# Lathes - which one



## Kennie (Sep 4, 2016)

I am brand new (never turned) to woodturning. Hoping to begin a long term hobby (I am retired and my wife wants me out of the house). Thought I would try my hand at pens, bowls, etc. Realizing I need a lathe and doing a bunch of research I have come up with a couple of alternatives:

Delta Industrial 46-460 12-1/2-Inch Variable-Speed Midi Lathe
by Delta
4.5 out of 5 stars 119 customer reviews | 22 answered questions
Price: $599.99 Free Shipping for Prime Members
In Stock.
Ships from and sold by Amazon.com.
Powerful 1 hp max, 1,725 rpm motor
Large 12-1/2-inch swing capacity provides the largest capacity in its class
Electronic variable Speed with three-pulley speed ranges provide the required speeds needed to turn a project without changing belt position
Forward and Reversing function allows the turner to achieve a superior finish. Sanding a turned piece with the grain causes the wood fibers to lay down and remain rough.
Patented belt tensioning system for easy and quick speed changes and sets the belt at the correct tension every time for maximum power transfer and longer tool life

OR

General International $600
14 in. x 17 in. VARIABLE SPEED MAXI-LATHE VF
MODEL
#25-114QC MI
Still New. Used for about 5 hrs or less to turn a few wood.

The Maxi-Lathe VF 25-114QC M1 features a simple belt and pulley system allowing 3 variable speed ranges: 250 to 800, 550 to 1700 and 1200 to 3600 RPM with electronic control. It offers a 14 in. swing over bed, 10-3/4 in. swing over tool rest and a 17 in. distance between centers. Making it ideal for small to medium hobby and production uses. With a cast-iron bed, headstock and an open cast-iron tail stock, it also has a 1 in. tool rest post for flex-free turning. The tool rest and tail stock are equipped with steel lock levers for positive locking action. With 24 indexing positions in 15Â° increments and a spindle lock, the 25 - 114 M1 has a 3/4 HP 110-Volt, 5 A motor with reverse operation. The headstock thread is a standard 1×8 TPI to accommodate standard after-market accessories. The head and tail stock are fitted with a standard MT2 Morse taper. The lathe is factory supplied with a 6 in. tool rest; 3 in. face plate, live center, spur center, knock-out bar, spindle wrench.

- STATED GOAL A: Repeat the stretch of the lathe post from "Ships from and" through "and remain rough.".
- STATED GOAL B: According to the lathe post, what are the three speed ranges of the Maxi-Lathe?
- STATED GOAL C: Condense the paragraph of the lathe post that begins "The Maxi-Lathe VF 25-114QC M1 features" into a bulleted list of its main specifications.

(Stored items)
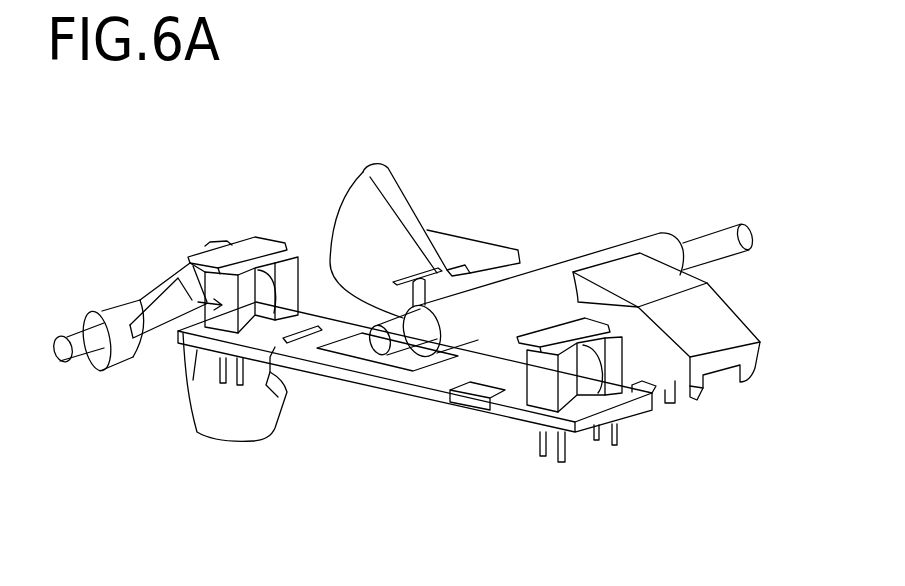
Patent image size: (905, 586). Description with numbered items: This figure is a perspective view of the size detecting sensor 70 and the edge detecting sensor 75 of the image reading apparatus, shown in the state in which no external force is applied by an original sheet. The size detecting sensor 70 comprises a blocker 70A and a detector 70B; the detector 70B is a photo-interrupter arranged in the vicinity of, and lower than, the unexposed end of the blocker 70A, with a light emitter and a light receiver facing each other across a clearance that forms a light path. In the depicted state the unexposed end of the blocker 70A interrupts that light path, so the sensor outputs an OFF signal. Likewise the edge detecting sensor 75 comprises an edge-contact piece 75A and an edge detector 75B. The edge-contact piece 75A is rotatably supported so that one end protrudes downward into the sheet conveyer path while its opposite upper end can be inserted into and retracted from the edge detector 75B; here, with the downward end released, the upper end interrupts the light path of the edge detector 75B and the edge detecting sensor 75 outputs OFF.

The size detecting sensor 70 is at (572, 483).
The blocker 70A is at (362, 210).
The detector 70B is at (538, 395).
The edge detecting sensor 75 is at (174, 321).
The edge-contact piece 75A is at (237, 243).
The edge detector 75B is at (196, 358).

- EXERCISE RESPONSE A:
Ships from and sold by Amazon.com.
Powerful 1 hp max, 1,725 rpm motor
Large 12-1/2-inch swing capacity provides the largest capacity in its class
Electronic variable Speed with three-pulley speed ranges provide the required speeds needed to turn a project without changing belt position
Forward and Reversing function allows the turner to achieve a superior finish. Sanding a turned piece with the grain causes the wood fibers to lay down and remain rough.

- EXERCISE RESPONSE B: 250 to 800, 550 to 1700, and 1200 to 3600 RPM.

- EXERCISE RESPONSE C:
- Belt and pulley system with three electronically controlled speed ranges: 250 to 800, 550 to 1700, and 1200 to 3600 RPM
- 14 in. swing over bed, 10-3/4 in. swing over tool rest, and 17 in. between centers
- Suited to small to medium hobby and production uses
- Cast-iron bed and headstock, an open cast-iron tailstock, and a 1 in. tool rest post
- Steel lock levers on the tool rest and tailstock
- 24 indexing positions and a spindle lock
- 3/4 HP, 110-volt, 5 A motor with reverse operation
- Standard 1×8 TPI headstock thread and MT2 Morse tapers in the head and tail stock
- Supplied with a 6 in. tool rest, 3 in. face plate, live center, spur center, knock-out bar, and spindle wrench